YOUR TASK: The records below are to be repeated in full, exactly as they are.

MATERIAL TO PROCESS:
## START
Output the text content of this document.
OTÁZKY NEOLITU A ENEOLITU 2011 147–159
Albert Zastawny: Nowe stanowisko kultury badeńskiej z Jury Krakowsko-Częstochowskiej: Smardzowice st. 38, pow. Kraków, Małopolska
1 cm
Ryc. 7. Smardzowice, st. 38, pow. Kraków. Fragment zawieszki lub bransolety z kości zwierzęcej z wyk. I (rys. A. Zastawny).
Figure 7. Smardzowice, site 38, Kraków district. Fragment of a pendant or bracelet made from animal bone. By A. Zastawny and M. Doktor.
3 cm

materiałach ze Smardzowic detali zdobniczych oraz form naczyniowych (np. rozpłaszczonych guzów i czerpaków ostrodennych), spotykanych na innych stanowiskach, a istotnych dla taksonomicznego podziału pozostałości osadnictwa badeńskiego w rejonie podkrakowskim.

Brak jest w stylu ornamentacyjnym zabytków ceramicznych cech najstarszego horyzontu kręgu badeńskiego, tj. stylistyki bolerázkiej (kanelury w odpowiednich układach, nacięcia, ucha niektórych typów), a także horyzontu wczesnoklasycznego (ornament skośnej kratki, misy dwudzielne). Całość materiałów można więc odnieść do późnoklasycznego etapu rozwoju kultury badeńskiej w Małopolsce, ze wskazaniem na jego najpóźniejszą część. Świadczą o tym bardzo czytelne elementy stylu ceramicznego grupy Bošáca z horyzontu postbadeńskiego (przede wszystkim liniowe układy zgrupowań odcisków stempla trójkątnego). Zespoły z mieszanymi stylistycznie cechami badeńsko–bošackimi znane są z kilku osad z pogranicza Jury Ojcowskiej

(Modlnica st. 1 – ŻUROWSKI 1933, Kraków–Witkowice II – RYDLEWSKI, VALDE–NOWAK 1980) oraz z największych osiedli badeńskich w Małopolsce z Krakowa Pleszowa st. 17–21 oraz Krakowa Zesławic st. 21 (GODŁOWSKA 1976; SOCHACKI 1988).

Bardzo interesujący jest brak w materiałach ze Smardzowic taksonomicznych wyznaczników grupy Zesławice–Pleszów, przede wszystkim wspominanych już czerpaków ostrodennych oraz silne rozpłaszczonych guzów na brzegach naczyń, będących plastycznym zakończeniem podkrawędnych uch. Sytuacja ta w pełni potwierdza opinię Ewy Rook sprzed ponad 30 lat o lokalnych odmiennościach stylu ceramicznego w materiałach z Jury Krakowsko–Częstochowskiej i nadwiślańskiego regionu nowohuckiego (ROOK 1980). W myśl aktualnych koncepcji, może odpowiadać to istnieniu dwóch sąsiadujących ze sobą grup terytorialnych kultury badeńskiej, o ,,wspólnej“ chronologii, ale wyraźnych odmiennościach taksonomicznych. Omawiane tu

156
## END
WRITTEN RESPONSE:
Output the text content of this document.
OTÁZKY NEOLITU A ENEOLITU 2011 147–159
Albert Zastawny: Nowe stanowisko kultury badeńskiej z Jury Krakowsko-Częstochowskiej: Smardzowice st. 38, pow. Kraków, Małopolska
1 cm
Ryc. 7. Smardzowice, st. 38, pow. Kraków. Fragment zawieszki lub bransolety z kości zwierzęcej z wyk. I (rys. A. Zastawny).
Figure 7. Smardzowice, site 38, Kraków district. Fragment of a pendant or bracelet made from animal bone. By A. Zastawny and M. Doktor.
3 cm

materiałach ze Smardzowic detali zdobniczych oraz form naczyniowych (np. rozpłaszczonych guzów i czerpaków ostrodennych), spotykanych na innych stanowiskach, a istotnych dla taksonomicznego podziału pozostałości osadnictwa badeńskiego w rejonie podkrakowskim.

Brak jest w stylu ornamentacyjnym zabytków ceramicznych cech najstarszego horyzontu kręgu badeńskiego, tj. stylistyki bolerázkiej (kanelury w odpowiednich układach, nacięcia, ucha niektórych typów), a także horyzontu wczesnoklasycznego (ornament skośnej kratki, misy dwudzielne). Całość materiałów można więc odnieść do późnoklasycznego etapu rozwoju kultury badeńskiej w Małopolsce, ze wskazaniem na jego najpóźniejszą część. Świadczą o tym bardzo czytelne elementy stylu ceramicznego grupy Bošáca z horyzontu postbadeńskiego (przede wszystkim liniowe układy zgrupowań odcisków stempla trójkątnego). Zespoły z mieszanymi stylistycznie cechami badeńsko–bošackimi znane są z kilku osad z pogranicza Jury Ojcowskiej

(Modlnica st. 1 – ŻUROWSKI 1933, Kraków–Witkowice II – RYDLEWSKI, VALDE–NOWAK 1980) oraz z największych osiedli badeńskich w Małopolsce z Krakowa Pleszowa st. 17–21 oraz Krakowa Zesławic st. 21 (GODŁOWSKA 1976; SOCHACKI 1988).

Bardzo interesujący jest brak w materiałach ze Smardzowic taksonomicznych wyznaczników grupy Zesławice–Pleszów, przede wszystkim wspominanych już czerpaków ostrodennych oraz silne rozpłaszczonych guzów na brzegach naczyń, będących plastycznym zakończeniem podkrawędnych uch. Sytuacja ta w pełni potwierdza opinię Ewy Rook sprzed ponad 30 lat o lokalnych odmiennościach stylu ceramicznego w materiałach z Jury Krakowsko–Częstochowskiej i nadwiślańskiego regionu nowohuckiego (ROOK 1980). W myśl aktualnych koncepcji, może odpowiadać to istnieniu dwóch sąsiadujących ze sobą grup terytorialnych kultury badeńskiej, o ,,wspólnej“ chronologii, ale wyraźnych odmiennościach taksonomicznych. Omawiane tu

156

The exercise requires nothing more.